What you have to do —
Reproduce each line bearing the word "JSON".

[start of Data to process]

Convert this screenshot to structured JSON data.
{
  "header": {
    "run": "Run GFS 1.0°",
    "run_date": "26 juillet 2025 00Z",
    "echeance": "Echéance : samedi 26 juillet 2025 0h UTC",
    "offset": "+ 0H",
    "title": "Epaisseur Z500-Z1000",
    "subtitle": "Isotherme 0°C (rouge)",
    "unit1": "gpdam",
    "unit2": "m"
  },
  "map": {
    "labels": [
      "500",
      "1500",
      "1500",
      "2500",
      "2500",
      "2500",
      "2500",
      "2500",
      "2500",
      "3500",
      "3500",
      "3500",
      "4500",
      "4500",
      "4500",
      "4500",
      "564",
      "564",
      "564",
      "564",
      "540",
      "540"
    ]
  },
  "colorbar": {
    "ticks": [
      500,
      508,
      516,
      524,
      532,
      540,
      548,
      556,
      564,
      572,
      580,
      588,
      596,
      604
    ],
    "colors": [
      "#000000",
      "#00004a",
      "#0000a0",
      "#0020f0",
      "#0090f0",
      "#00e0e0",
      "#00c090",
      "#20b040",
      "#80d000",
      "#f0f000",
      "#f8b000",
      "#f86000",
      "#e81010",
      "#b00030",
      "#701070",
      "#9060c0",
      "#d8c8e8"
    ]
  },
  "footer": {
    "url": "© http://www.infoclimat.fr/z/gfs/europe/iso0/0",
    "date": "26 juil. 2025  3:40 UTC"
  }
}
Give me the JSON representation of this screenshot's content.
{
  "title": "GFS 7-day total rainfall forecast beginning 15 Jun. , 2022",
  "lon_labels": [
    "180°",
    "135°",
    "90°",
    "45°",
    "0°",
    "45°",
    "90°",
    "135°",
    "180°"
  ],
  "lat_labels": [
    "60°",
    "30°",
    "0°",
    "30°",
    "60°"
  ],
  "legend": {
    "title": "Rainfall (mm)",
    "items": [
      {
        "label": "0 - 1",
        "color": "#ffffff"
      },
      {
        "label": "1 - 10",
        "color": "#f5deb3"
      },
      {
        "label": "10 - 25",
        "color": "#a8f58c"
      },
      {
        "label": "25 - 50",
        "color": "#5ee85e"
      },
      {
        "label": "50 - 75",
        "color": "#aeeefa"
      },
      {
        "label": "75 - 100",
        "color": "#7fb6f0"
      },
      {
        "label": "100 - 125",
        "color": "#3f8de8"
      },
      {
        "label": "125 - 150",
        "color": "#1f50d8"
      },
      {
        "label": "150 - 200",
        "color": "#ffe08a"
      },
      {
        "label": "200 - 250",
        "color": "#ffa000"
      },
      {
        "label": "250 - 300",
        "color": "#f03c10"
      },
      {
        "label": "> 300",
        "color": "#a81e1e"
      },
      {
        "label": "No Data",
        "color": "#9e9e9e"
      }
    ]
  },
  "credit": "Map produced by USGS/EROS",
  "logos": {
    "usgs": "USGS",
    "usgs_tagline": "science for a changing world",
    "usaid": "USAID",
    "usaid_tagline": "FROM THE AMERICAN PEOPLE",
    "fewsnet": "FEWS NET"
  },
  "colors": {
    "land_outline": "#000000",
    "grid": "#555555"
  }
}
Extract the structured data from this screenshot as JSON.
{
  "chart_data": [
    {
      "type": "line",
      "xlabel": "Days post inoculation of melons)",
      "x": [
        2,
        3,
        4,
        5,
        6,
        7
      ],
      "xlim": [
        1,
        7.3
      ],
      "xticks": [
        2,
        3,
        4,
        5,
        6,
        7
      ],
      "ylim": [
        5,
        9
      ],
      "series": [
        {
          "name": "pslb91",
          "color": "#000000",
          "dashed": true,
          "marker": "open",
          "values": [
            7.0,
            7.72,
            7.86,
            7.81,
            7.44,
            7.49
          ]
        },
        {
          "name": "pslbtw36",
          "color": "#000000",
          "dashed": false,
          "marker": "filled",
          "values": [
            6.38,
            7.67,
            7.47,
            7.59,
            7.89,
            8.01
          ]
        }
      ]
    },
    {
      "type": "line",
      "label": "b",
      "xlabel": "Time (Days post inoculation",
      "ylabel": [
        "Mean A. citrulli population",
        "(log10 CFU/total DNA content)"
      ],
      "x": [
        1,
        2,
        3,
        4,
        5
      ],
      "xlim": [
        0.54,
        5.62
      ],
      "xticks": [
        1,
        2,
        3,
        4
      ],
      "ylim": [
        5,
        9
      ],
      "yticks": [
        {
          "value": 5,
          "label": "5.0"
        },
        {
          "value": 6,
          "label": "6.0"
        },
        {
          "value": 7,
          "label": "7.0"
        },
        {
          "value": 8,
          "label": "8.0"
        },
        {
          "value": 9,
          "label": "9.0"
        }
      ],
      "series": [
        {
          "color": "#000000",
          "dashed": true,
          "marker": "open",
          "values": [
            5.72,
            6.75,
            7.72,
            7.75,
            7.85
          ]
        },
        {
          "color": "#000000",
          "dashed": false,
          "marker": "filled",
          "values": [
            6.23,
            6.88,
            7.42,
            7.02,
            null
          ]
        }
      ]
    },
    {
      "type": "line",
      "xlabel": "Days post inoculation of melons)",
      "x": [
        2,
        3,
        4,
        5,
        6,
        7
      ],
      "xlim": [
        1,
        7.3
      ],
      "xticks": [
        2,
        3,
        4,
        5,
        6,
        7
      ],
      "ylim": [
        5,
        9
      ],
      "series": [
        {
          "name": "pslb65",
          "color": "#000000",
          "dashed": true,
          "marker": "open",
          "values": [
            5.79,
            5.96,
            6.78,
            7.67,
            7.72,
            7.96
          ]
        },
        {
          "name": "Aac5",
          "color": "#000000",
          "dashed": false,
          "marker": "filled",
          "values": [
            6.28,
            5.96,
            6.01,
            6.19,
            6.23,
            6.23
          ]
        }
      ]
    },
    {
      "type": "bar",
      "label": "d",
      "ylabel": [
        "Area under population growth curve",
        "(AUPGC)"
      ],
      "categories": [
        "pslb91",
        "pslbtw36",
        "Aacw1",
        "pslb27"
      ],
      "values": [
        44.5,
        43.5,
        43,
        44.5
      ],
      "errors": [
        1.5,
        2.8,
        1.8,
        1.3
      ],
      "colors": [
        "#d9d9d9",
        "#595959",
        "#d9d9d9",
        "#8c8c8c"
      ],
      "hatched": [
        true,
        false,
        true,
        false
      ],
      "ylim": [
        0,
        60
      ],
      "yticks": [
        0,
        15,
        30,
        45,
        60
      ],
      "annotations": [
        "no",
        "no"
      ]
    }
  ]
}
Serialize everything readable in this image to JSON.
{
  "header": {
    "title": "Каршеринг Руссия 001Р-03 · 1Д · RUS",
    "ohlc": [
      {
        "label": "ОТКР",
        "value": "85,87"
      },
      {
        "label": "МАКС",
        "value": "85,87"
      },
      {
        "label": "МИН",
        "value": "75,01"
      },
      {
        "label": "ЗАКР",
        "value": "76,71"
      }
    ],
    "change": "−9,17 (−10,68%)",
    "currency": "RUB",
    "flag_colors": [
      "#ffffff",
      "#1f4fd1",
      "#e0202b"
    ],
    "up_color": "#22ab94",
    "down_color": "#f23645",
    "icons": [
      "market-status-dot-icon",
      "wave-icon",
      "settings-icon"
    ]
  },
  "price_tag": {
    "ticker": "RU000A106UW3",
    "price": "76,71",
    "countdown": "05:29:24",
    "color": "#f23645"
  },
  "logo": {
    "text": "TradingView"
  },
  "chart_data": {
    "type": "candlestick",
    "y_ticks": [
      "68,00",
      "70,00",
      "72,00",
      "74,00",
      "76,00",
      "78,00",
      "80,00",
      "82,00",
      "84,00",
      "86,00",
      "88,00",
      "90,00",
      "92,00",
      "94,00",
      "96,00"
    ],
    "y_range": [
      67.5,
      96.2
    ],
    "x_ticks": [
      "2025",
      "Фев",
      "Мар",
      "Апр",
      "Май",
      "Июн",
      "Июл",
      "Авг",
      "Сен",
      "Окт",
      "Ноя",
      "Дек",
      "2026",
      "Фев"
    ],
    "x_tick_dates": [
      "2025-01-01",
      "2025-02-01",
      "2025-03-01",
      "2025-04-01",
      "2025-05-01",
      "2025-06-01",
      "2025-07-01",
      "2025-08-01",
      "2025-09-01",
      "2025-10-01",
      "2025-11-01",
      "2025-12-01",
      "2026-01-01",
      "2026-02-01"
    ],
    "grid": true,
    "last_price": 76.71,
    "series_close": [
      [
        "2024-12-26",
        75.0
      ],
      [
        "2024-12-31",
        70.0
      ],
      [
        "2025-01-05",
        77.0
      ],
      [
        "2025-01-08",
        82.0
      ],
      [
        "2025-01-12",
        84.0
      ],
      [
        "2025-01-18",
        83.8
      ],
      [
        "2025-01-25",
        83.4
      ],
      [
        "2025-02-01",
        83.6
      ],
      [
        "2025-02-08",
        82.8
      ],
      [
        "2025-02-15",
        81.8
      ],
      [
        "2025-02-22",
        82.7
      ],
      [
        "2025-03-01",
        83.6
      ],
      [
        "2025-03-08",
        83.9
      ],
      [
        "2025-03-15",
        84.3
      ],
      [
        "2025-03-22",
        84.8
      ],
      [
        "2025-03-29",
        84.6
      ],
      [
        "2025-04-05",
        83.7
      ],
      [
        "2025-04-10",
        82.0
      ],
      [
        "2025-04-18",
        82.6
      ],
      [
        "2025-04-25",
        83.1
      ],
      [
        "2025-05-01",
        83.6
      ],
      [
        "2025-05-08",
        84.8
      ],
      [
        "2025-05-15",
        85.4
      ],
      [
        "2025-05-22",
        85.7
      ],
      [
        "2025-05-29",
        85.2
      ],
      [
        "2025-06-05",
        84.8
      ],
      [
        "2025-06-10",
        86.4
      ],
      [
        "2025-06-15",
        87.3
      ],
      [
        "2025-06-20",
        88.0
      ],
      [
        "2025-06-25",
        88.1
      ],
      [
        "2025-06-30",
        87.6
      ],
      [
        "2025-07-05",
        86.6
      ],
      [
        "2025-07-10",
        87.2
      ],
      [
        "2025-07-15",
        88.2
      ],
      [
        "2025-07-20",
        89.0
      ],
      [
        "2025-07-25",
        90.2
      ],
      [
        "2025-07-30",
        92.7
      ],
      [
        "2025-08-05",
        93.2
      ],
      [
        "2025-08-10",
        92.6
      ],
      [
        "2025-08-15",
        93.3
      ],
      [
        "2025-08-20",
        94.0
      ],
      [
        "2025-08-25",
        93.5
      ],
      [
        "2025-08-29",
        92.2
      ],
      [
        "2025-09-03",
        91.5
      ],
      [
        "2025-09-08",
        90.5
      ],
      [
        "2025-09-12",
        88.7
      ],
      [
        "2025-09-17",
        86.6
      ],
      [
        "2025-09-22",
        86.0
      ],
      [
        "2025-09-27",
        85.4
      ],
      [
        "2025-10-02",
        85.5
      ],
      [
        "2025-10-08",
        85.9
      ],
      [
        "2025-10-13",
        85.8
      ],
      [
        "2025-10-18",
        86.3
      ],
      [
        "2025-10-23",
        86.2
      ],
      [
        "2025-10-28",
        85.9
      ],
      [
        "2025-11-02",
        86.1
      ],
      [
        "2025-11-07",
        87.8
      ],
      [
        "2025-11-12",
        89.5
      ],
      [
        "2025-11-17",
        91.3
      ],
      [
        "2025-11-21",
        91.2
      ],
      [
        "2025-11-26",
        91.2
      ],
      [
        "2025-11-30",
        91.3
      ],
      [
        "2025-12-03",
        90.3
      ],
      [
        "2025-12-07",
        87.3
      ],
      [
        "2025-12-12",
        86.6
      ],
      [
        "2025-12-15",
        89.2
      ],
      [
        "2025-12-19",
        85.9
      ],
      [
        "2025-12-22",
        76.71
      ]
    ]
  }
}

[end of Data to process]

Answer to the problem —
Convert this screenshot to structured JSON data.
Give me the JSON representation of this screenshot's content.
Extract the structured data from this screenshot as JSON.
Serialize everything readable in this image to JSON.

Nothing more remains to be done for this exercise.